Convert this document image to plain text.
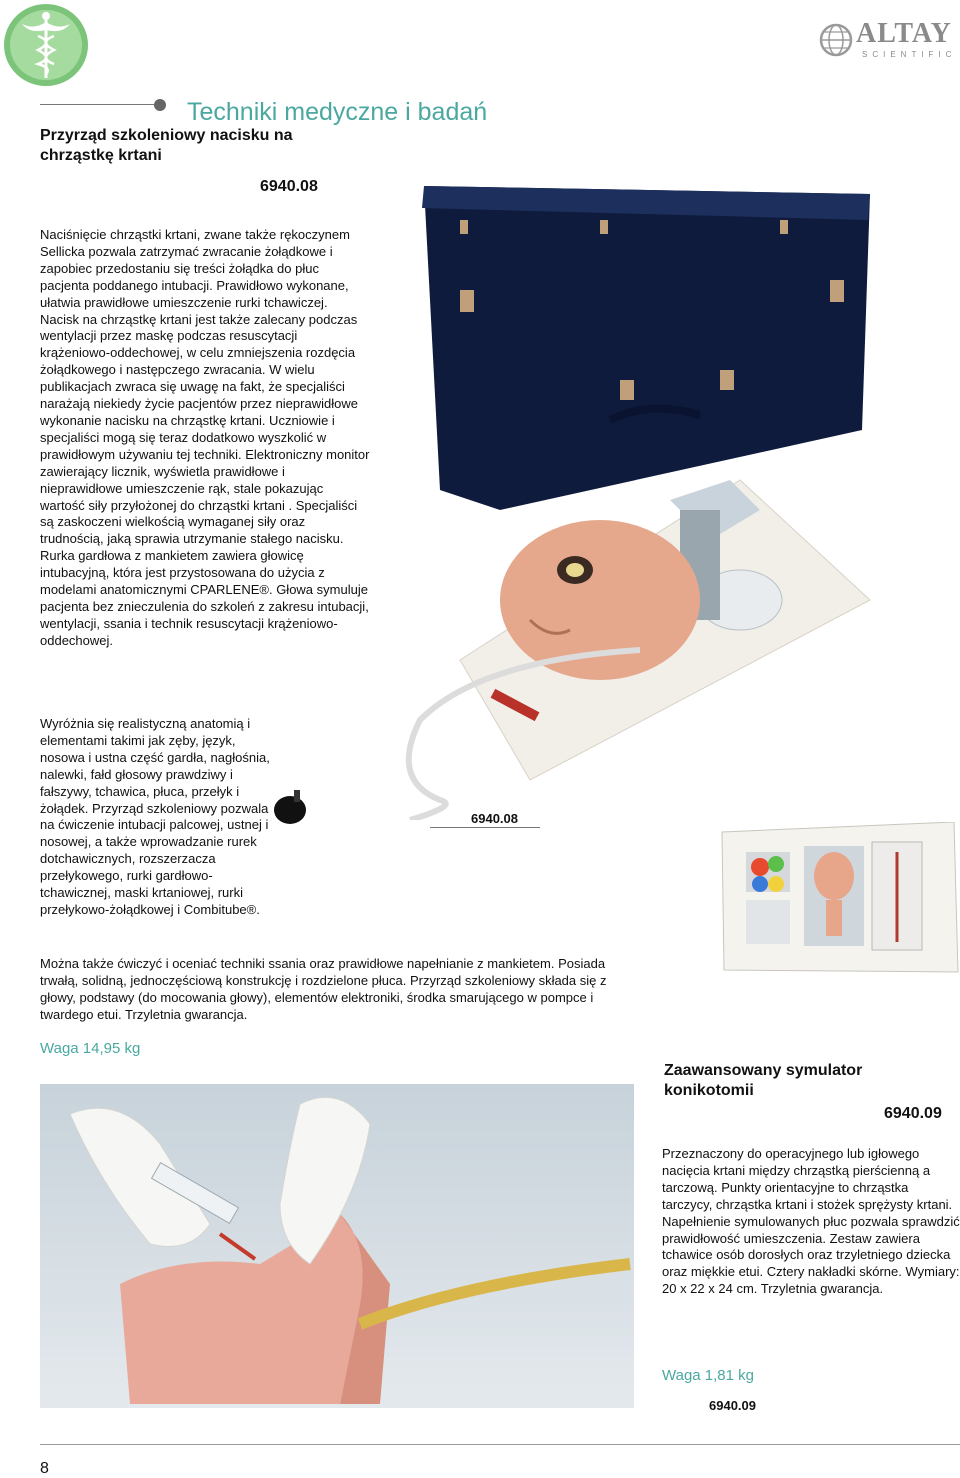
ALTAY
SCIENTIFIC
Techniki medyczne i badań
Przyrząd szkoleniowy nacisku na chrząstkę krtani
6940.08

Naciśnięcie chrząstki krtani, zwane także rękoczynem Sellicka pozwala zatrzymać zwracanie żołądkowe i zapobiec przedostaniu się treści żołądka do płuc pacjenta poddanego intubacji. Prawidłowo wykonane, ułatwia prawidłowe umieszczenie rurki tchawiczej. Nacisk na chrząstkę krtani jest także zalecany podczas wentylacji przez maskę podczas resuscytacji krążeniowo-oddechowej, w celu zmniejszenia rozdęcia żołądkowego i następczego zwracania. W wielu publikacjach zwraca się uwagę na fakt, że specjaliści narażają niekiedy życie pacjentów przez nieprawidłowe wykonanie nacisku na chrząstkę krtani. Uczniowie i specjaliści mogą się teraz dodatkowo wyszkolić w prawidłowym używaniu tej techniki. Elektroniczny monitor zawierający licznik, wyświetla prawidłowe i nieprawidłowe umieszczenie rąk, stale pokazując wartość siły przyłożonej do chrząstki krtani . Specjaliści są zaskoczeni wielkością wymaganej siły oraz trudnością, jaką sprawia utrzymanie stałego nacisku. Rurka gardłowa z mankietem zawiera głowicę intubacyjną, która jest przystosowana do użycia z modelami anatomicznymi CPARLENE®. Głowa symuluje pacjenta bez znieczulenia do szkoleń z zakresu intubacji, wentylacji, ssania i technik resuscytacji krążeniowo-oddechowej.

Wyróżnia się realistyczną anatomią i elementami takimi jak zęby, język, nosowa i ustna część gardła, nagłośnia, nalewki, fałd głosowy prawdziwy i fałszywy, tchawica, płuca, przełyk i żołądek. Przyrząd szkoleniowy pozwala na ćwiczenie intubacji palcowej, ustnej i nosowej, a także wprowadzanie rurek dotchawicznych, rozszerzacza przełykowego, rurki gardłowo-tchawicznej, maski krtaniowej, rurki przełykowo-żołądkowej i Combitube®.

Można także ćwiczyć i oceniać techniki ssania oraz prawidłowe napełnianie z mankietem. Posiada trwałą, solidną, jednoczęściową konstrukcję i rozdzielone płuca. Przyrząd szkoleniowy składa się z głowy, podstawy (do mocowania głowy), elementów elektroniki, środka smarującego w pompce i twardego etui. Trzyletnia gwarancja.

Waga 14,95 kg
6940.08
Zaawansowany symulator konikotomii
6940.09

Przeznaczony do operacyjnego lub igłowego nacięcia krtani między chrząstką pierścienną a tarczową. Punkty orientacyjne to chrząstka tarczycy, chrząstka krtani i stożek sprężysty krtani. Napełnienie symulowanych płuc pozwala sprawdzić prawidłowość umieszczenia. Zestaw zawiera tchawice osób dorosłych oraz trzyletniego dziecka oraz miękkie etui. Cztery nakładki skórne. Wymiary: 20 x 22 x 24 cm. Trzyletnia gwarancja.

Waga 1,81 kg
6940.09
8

◆ **OBJECTIVE**
Take each line containing the string "płuca" and copy it out.

◆ **SOLUTION FOR THIS TASK**
Wyróżnia się realistyczną anatomią i elementami takimi jak zęby, język, nosowa i ustna część gardła, nagłośnia, nalewki, fałd głosowy prawdziwy i fałszywy, tchawica, płuca, przełyk i żołądek. Przyrząd szkoleniowy pozwala na ćwiczenie intubacji palcowej, ustnej i nosowej, a także wprowadzanie rurek dotchawicznych, rozszerzacza przełykowego, rurki gardłowo-tchawicznej, maski krtaniowej, rurki przełykowo-żołądkowej i Combitube®.
Można także ćwiczyć i oceniać techniki ssania oraz prawidłowe napełnianie z mankietem. Posiada trwałą, solidną, jednoczęściową konstrukcję i rozdzielone płuca. Przyrząd szkoleniowy składa się z głowy, podstawy (do mocowania głowy), elementów elektroniki, środka smarującego w pompce i twardego etui. Trzyletnia gwarancja.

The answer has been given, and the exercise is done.